● **TASK OBJECTIVE**: Write out each line of the material again, word for word.

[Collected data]
>> Start

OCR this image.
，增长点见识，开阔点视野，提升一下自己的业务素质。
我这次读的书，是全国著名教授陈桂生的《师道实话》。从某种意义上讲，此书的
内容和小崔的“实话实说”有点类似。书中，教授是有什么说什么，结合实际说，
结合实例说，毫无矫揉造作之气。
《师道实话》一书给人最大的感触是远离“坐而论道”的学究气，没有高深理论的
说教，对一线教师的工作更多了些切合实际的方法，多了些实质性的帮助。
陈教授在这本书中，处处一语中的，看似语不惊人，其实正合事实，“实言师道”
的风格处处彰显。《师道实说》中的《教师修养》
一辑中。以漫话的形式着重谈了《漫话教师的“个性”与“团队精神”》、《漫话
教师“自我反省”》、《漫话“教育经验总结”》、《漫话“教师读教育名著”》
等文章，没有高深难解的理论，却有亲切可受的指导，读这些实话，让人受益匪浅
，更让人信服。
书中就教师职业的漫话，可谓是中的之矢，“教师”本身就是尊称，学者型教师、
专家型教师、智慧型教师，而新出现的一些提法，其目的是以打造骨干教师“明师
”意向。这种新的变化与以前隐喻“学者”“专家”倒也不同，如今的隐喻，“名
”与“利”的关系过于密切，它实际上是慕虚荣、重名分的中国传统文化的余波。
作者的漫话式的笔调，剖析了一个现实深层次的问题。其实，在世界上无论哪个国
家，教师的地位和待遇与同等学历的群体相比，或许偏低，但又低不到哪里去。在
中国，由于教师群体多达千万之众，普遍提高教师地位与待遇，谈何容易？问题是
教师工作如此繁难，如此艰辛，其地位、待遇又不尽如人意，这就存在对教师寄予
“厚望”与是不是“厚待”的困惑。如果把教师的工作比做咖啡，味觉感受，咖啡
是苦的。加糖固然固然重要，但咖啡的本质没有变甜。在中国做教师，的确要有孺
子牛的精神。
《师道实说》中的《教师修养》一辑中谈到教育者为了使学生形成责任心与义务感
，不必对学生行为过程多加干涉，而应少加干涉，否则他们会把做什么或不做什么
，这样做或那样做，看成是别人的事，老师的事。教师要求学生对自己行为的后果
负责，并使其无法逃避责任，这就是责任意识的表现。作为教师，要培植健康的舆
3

>> End

● **EXERCISE ANSWER**:
OCR this image.
，增长点见识，开阔点视野，提升一下自己的业务素质。
我这次读的书，是全国著名教授陈桂生的《师道实话》。从某种意义上讲，此书的
内容和小崔的“实话实说”有点类似。书中，教授是有什么说什么，结合实际说，
结合实例说，毫无矫揉造作之气。
《师道实话》一书给人最大的感触是远离“坐而论道”的学究气，没有高深理论的
说教，对一线教师的工作更多了些切合实际的方法，多了些实质性的帮助。
陈教授在这本书中，处处一语中的，看似语不惊人，其实正合事实，“实言师道”
的风格处处彰显。《师道实说》中的《教师修养》
一辑中。以漫话的形式着重谈了《漫话教师的“个性”与“团队精神”》、《漫话
教师“自我反省”》、《漫话“教育经验总结”》、《漫话“教师读教育名著”》
等文章，没有高深难解的理论，却有亲切可受的指导，读这些实话，让人受益匪浅
，更让人信服。
书中就教师职业的漫话，可谓是中的之矢，“教师”本身就是尊称，学者型教师、
专家型教师、智慧型教师，而新出现的一些提法，其目的是以打造骨干教师“明师
”意向。这种新的变化与以前隐喻“学者”“专家”倒也不同，如今的隐喻，“名
”与“利”的关系过于密切，它实际上是慕虚荣、重名分的中国传统文化的余波。
作者的漫话式的笔调，剖析了一个现实深层次的问题。其实，在世界上无论哪个国
家，教师的地位和待遇与同等学历的群体相比，或许偏低，但又低不到哪里去。在
中国，由于教师群体多达千万之众，普遍提高教师地位与待遇，谈何容易？问题是
教师工作如此繁难，如此艰辛，其地位、待遇又不尽如人意，这就存在对教师寄予
“厚望”与是不是“厚待”的困惑。如果把教师的工作比做咖啡，味觉感受，咖啡
是苦的。加糖固然固然重要，但咖啡的本质没有变甜。在中国做教师，的确要有孺
子牛的精神。
《师道实说》中的《教师修养》一辑中谈到教育者为了使学生形成责任心与义务感
，不必对学生行为过程多加干涉，而应少加干涉，否则他们会把做什么或不做什么
，这样做或那样做，看成是别人的事，老师的事。教师要求学生对自己行为的后果
负责，并使其无法逃避责任，这就是责任意识的表现。作为教师，要培植健康的舆
3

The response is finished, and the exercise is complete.